## Exercise task
Render the entries as a numbered list, starting at the first line and ending at the line that contains "403, 503, 410]", with blank lines left out.

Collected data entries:
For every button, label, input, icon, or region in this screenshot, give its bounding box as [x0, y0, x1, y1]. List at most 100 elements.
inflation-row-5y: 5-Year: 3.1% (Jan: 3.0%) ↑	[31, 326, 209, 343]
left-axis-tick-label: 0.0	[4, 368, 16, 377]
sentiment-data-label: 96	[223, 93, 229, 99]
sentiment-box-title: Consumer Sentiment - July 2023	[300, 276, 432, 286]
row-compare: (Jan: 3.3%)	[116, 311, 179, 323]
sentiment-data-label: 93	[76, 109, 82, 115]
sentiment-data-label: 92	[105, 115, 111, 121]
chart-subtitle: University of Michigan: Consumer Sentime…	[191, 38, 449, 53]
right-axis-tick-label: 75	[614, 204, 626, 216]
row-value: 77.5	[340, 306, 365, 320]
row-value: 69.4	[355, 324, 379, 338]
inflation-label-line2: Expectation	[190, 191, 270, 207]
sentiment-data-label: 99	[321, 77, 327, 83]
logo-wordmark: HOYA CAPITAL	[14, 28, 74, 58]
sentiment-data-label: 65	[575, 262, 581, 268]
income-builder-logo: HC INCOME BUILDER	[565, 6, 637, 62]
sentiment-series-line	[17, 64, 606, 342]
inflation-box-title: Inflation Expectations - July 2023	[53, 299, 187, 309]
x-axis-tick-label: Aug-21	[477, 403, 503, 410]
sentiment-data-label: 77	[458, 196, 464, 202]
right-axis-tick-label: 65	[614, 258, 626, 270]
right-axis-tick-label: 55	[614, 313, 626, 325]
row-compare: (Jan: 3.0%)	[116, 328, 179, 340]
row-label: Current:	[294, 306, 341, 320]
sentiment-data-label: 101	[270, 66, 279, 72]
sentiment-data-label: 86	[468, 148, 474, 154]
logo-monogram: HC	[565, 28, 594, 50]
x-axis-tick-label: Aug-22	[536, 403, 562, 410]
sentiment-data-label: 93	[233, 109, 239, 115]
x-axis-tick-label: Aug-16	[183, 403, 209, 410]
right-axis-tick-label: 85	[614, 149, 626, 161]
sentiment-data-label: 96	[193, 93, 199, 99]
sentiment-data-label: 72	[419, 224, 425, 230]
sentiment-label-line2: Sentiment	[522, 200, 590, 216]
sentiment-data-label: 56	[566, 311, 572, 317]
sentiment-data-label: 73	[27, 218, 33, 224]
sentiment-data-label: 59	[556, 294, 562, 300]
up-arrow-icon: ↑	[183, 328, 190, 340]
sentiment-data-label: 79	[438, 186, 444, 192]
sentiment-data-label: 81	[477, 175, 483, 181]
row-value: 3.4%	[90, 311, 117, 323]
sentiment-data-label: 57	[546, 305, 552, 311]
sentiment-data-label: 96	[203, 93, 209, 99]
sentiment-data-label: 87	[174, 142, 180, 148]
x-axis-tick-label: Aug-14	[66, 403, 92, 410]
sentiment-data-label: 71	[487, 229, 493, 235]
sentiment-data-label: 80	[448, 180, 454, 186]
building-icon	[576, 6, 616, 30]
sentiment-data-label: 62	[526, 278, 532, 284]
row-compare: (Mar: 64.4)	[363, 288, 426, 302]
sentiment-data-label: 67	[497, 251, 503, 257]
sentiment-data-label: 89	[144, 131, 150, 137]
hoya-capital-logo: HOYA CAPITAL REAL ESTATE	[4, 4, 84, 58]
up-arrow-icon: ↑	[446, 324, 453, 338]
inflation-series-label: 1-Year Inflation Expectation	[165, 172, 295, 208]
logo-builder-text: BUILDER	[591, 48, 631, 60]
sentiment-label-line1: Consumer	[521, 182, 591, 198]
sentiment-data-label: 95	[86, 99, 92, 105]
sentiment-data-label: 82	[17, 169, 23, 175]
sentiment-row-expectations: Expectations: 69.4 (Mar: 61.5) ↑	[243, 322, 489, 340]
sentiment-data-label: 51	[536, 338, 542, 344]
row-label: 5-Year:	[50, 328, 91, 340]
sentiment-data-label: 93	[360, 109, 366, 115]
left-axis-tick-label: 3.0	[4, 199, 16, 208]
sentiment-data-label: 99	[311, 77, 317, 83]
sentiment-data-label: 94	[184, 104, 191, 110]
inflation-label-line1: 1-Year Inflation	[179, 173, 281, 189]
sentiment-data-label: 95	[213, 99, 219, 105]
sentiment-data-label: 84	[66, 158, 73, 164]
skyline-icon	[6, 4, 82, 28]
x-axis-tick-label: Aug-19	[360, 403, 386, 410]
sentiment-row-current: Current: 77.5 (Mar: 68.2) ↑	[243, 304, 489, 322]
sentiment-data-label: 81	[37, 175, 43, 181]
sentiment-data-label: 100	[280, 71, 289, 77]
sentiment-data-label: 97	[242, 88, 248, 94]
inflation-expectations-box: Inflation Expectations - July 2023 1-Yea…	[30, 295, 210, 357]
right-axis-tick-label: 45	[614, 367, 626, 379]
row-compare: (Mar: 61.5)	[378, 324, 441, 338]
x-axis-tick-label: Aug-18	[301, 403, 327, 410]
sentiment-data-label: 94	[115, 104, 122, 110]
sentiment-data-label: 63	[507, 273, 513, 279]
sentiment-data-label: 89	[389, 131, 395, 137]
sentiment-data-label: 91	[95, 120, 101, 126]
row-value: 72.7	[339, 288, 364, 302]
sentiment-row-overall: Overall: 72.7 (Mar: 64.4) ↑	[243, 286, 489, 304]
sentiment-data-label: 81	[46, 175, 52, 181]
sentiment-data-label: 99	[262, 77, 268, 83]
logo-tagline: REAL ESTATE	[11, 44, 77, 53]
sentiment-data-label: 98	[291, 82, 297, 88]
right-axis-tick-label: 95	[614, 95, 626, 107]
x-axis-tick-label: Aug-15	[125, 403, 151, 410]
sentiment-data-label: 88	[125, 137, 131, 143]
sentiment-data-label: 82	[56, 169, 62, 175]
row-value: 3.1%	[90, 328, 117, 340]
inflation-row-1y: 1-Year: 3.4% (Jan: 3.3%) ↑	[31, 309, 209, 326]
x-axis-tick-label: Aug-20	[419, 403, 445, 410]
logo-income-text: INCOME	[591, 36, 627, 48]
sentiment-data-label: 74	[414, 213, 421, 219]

## Full response
1. For every button, label, input, icon, or region in this screenshot, give its bounding box as [x0, y0, x1, y1]. List at most 100 elements.
2. inflation-row-5y: 5-Year: 3.1% (Jan: 3.0%) ↑	[31, 326, 209, 343]
3. left-axis-tick-label: 0.0	[4, 368, 16, 377]
4. sentiment-data-label: 96	[223, 93, 229, 99]
5. sentiment-box-title: Consumer Sentiment - July 2023	[300, 276, 432, 286]
6. row-compare: (Jan: 3.3%)	[116, 311, 179, 323]
7. sentiment-data-label: 93	[76, 109, 82, 115]
8. sentiment-data-label: 92	[105, 115, 111, 121]
9. chart-subtitle: University of Michigan: Consumer Sentime…	[191, 38, 449, 53]
10. right-axis-tick-label: 75	[614, 204, 626, 216]
11. row-value: 77.5	[340, 306, 365, 320]
12. row-value: 69.4	[355, 324, 379, 338]
13. inflation-label-line2: Expectation	[190, 191, 270, 207]
14. sentiment-data-label: 99	[321, 77, 327, 83]
15. logo-wordmark: HOYA CAPITAL	[14, 28, 74, 58]
16. sentiment-data-label: 65	[575, 262, 581, 268]
17. income-builder-logo: HC INCOME BUILDER	[565, 6, 637, 62]
18. sentiment-series-line	[17, 64, 606, 342]
19. inflation-box-title: Inflation Expectations - July 2023	[53, 299, 187, 309]
20. x-axis-tick-label: Aug-21	[477, 403, 503, 410]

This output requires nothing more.